-- Begin --
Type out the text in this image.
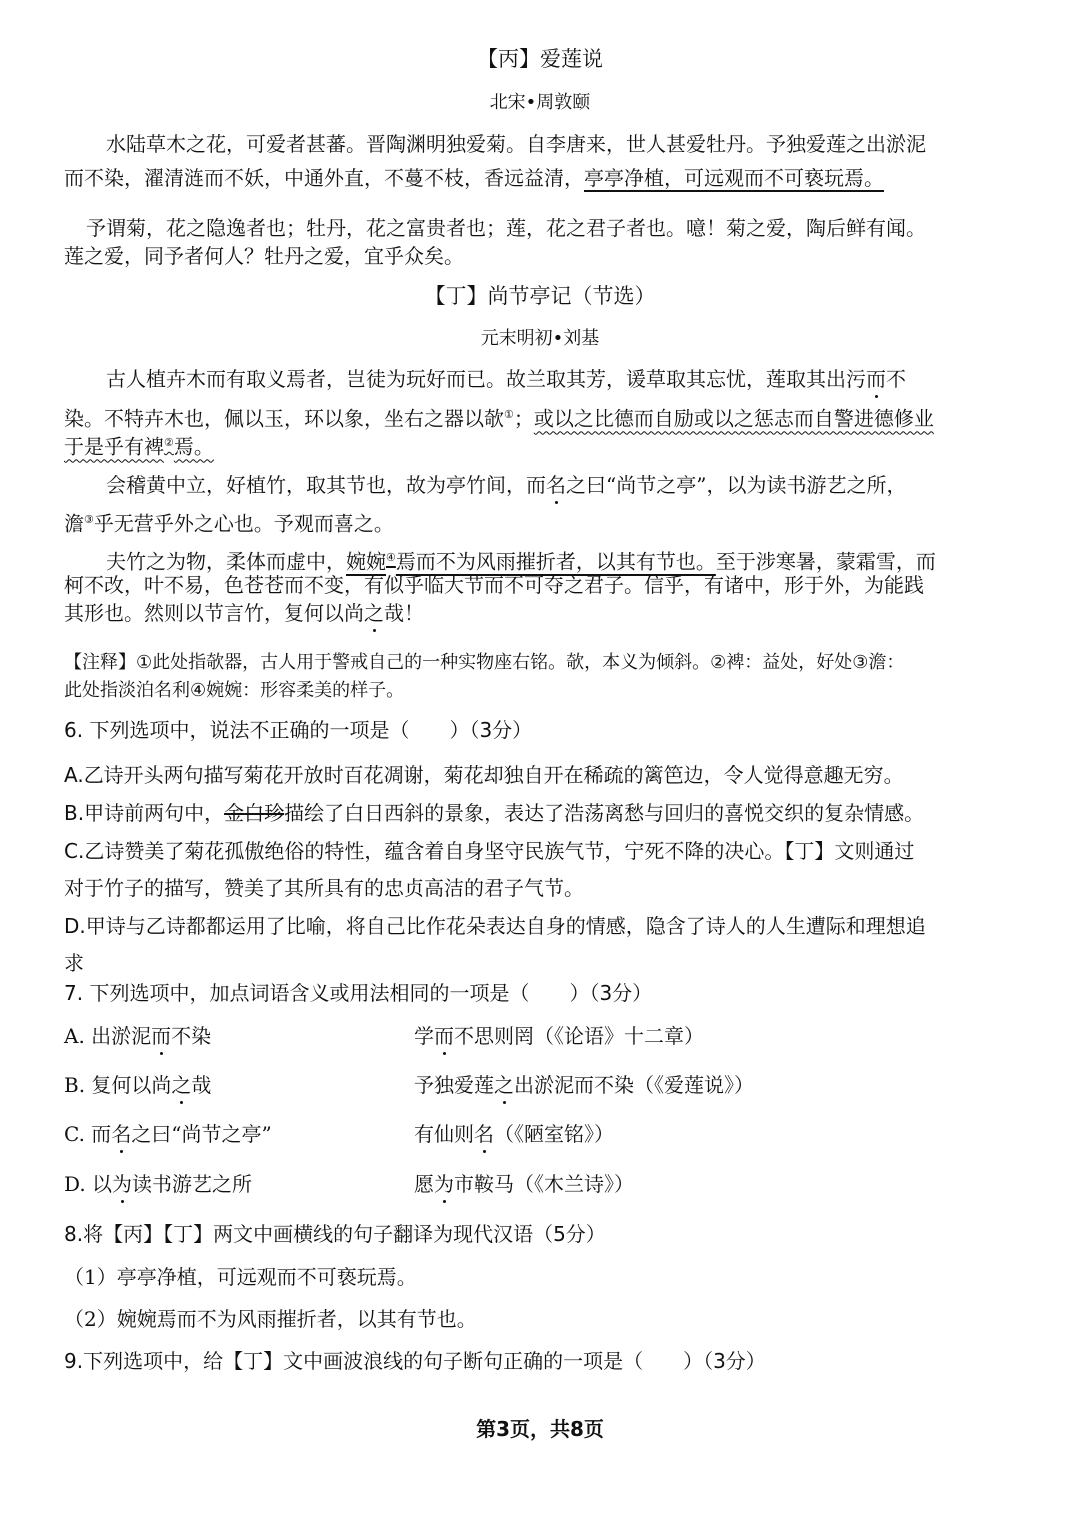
【丙】爱莲说
北宋•周敦颐
水陆草木之花，可爱者甚蕃。晋陶渊明独爱菊。自李唐来，世人甚爱牡丹。予独爱莲之出淤泥
而不染，濯清涟而不妖，中通外直，不蔓不枝，香远益清，亭亭净植，可远观而不可亵玩焉。
予谓菊，花之隐逸者也；牡丹，花之富贵者也；莲，花之君子者也。噫！菊之爱，陶后鲜有闻。
莲之爱，同予者何人？牡丹之爱，宜乎众矣。
【丁】尚节亭记（节选）
元末明初•刘基
古人植卉木而有取义焉者，岂徒为玩好而已。故兰取其芳，谖草取其忘忧，莲取其出污而不
染。不特卉木也，佩以玉，环以象，坐右之器以欹①；或以之比德而自励或以之惩志而自警进德修业
于是乎有裨②焉。
会稽黄中立，好植竹，取其节也，故为亭竹间，而名之曰“尚节之亭”，以为读书游艺之所，
澹③乎无营乎外之心也。予观而喜之。
夫竹之为物，柔体而虚中，婉婉④焉而不为风雨摧折者，以其有节也。至于涉寒暑，蒙霜雪，而
柯不改，叶不易，色苍苍而不变，有似乎临大节而不可夺之君子。信乎，有诸中，形于外，为能践
其形也。然则以节言竹，复何以尚之哉！
【注释】①此处指欹器，古人用于警戒自己的一种实物座右铭。欹，本义为倾斜。②裨：益处，好处③澹：
此处指淡泊名利④婉婉：形容柔美的样子。
6. 下列选项中，说法不正确的一项是（　　）（3分）
A.乙诗开头两句描写菊花开放时百花凋谢，菊花却独自开在稀疏的篱笆边，令人觉得意趣无穷。
B.甲诗前两句中，金白珍描绘了白日西斜的景象，表达了浩荡离愁与回归的喜悦交织的复杂情感。
C.乙诗赞美了菊花孤傲绝俗的特性，蕴含着自身坚守民族气节，宁死不降的决心。【丁】文则通过
对于竹子的描写，赞美了其所具有的忠贞高洁的君子气节。
D.甲诗与乙诗都都运用了比喻，将自己比作花朵表达自身的情感，隐含了诗人的人生遭际和理想追
求
7. 下列选项中，加点词语含义或用法相同的一项是（　　）（3分）
A. 出淤泥而不染	学而不思则罔（《论语》十二章）
B. 复何以尚之哉	予独爱莲之出淤泥而不染（《爱莲说》）
C. 而名之曰“尚节之亭”	有仙则名（《陋室铭》）
D. 以为读书游艺之所	愿为市鞍马（《木兰诗》）
8.将【丙】【丁】两文中画横线的句子翻译为现代汉语（5分）
（1）亭亭净植，可远观而不可亵玩焉。
（2）婉婉焉而不为风雨摧折者，以其有节也。
9.下列选项中，给【丁】文中画波浪线的句子断句正确的一项是（　　）（3分）
第3页，共8页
-- End --
_WHAT NEEDS TO BE DONE_
Reproduce the material word for word, minus the images.

_RESULT BELOW_
Type out the text in this image.
【丙】爱莲说
北宋•周敦颐
水陆草木之花，可爱者甚蕃。晋陶渊明独爱菊。自李唐来，世人甚爱牡丹。予独爱莲之出淤泥
而不染，濯清涟而不妖，中通外直，不蔓不枝，香远益清，亭亭净植，可远观而不可亵玩焉。
予谓菊，花之隐逸者也；牡丹，花之富贵者也；莲，花之君子者也。噫！菊之爱，陶后鲜有闻。
莲之爱，同予者何人？牡丹之爱，宜乎众矣。
【丁】尚节亭记（节选）
元末明初•刘基
古人植卉木而有取义焉者，岂徒为玩好而已。故兰取其芳，谖草取其忘忧，莲取其出污而不
染。不特卉木也，佩以玉，环以象，坐右之器以欹①；或以之比德而自励或以之惩志而自警进德修业
于是乎有裨②焉。
会稽黄中立，好植竹，取其节也，故为亭竹间，而名之曰“尚节之亭”，以为读书游艺之所，
澹③乎无营乎外之心也。予观而喜之。
夫竹之为物，柔体而虚中，婉婉④焉而不为风雨摧折者，以其有节也。至于涉寒暑，蒙霜雪，而
柯不改，叶不易，色苍苍而不变，有似乎临大节而不可夺之君子。信乎，有诸中，形于外，为能践
其形也。然则以节言竹，复何以尚之哉！
【注释】①此处指欹器，古人用于警戒自己的一种实物座右铭。欹，本义为倾斜。②裨：益处，好处③澹：
此处指淡泊名利④婉婉：形容柔美的样子。
6. 下列选项中，说法不正确的一项是（　　）（3分）
A.乙诗开头两句描写菊花开放时百花凋谢，菊花却独自开在稀疏的篱笆边，令人觉得意趣无穷。
B.甲诗前两句中，金白珍描绘了白日西斜的景象，表达了浩荡离愁与回归的喜悦交织的复杂情感。
C.乙诗赞美了菊花孤傲绝俗的特性，蕴含着自身坚守民族气节，宁死不降的决心。【丁】文则通过
对于竹子的描写，赞美了其所具有的忠贞高洁的君子气节。
D.甲诗与乙诗都都运用了比喻，将自己比作花朵表达自身的情感，隐含了诗人的人生遭际和理想追
求
7. 下列选项中，加点词语含义或用法相同的一项是（　　）（3分）
A. 出淤泥而不染	学而不思则罔（《论语》十二章）
B. 复何以尚之哉	予独爱莲之出淤泥而不染（《爱莲说》）
C. 而名之曰“尚节之亭”	有仙则名（《陋室铭》）
D. 以为读书游艺之所	愿为市鞍马（《木兰诗》）
8.将【丙】【丁】两文中画横线的句子翻译为现代汉语（5分）
（1）亭亭净植，可远观而不可亵玩焉。
（2）婉婉焉而不为风雨摧折者，以其有节也。
9.下列选项中，给【丁】文中画波浪线的句子断句正确的一项是（　　）（3分）
第3页，共8页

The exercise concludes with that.